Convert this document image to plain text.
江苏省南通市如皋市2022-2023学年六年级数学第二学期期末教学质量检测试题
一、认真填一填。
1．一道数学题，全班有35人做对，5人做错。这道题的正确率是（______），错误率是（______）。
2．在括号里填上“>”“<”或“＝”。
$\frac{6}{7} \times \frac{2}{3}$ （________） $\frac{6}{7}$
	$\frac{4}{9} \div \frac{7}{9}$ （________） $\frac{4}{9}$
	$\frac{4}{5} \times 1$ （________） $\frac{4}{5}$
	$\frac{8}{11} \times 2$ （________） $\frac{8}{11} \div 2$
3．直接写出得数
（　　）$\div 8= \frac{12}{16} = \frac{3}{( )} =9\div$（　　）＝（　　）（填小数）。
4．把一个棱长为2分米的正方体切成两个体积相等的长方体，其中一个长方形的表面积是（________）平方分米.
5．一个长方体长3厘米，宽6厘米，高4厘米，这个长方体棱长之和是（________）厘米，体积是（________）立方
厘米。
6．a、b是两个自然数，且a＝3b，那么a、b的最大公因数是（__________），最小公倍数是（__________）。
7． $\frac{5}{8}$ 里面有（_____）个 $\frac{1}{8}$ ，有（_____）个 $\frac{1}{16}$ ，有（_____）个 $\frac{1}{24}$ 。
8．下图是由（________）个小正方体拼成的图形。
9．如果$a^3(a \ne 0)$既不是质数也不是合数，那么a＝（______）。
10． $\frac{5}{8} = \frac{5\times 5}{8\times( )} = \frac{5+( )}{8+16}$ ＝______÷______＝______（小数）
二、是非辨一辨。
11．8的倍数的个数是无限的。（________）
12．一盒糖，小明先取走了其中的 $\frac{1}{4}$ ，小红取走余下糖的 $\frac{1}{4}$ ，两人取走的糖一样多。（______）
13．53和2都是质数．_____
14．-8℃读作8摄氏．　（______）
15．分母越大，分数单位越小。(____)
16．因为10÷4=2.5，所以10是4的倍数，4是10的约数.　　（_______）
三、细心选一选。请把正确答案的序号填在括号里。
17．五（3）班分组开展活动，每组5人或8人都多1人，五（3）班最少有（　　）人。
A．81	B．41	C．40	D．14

# [WRITTEN REQUEST]
All of the lines above must be returned exactly.

# [RESULT FOR THIS TASK]
Convert this document image to plain text.
江苏省南通市如皋市2022-2023学年六年级数学第二学期期末教学质量检测试题
一、认真填一填。
1．一道数学题，全班有35人做对，5人做错。这道题的正确率是（______），错误率是（______）。
2．在括号里填上“>”“<”或“＝”。
$\frac{6}{7} \times \frac{2}{3}$ （________） $\frac{6}{7}$
	$\frac{4}{9} \div \frac{7}{9}$ （________） $\frac{4}{9}$
	$\frac{4}{5} \times 1$ （________） $\frac{4}{5}$
	$\frac{8}{11} \times 2$ （________） $\frac{8}{11} \div 2$
3．直接写出得数
（　　）$\div 8= \frac{12}{16} = \frac{3}{( )} =9\div$（　　）＝（　　）（填小数）。
4．把一个棱长为2分米的正方体切成两个体积相等的长方体，其中一个长方形的表面积是（________）平方分米.
5．一个长方体长3厘米，宽6厘米，高4厘米，这个长方体棱长之和是（________）厘米，体积是（________）立方
厘米。
6．a、b是两个自然数，且a＝3b，那么a、b的最大公因数是（__________），最小公倍数是（__________）。
7． $\frac{5}{8}$ 里面有（_____）个 $\frac{1}{8}$ ，有（_____）个 $\frac{1}{16}$ ，有（_____）个 $\frac{1}{24}$ 。
8．下图是由（________）个小正方体拼成的图形。
9．如果$a^3(a \ne 0)$既不是质数也不是合数，那么a＝（______）。
10． $\frac{5}{8} = \frac{5\times 5}{8\times( )} = \frac{5+( )}{8+16}$ ＝______÷______＝______（小数）
二、是非辨一辨。
11．8的倍数的个数是无限的。（________）
12．一盒糖，小明先取走了其中的 $\frac{1}{4}$ ，小红取走余下糖的 $\frac{1}{4}$ ，两人取走的糖一样多。（______）
13．53和2都是质数．_____
14．-8℃读作8摄氏．　（______）
15．分母越大，分数单位越小。(____)
16．因为10÷4=2.5，所以10是4的倍数，4是10的约数.　　（_______）
三、细心选一选。请把正确答案的序号填在括号里。
17．五（3）班分组开展活动，每组5人或8人都多1人，五（3）班最少有（　　）人。
A．81	B．41	C．40	D．14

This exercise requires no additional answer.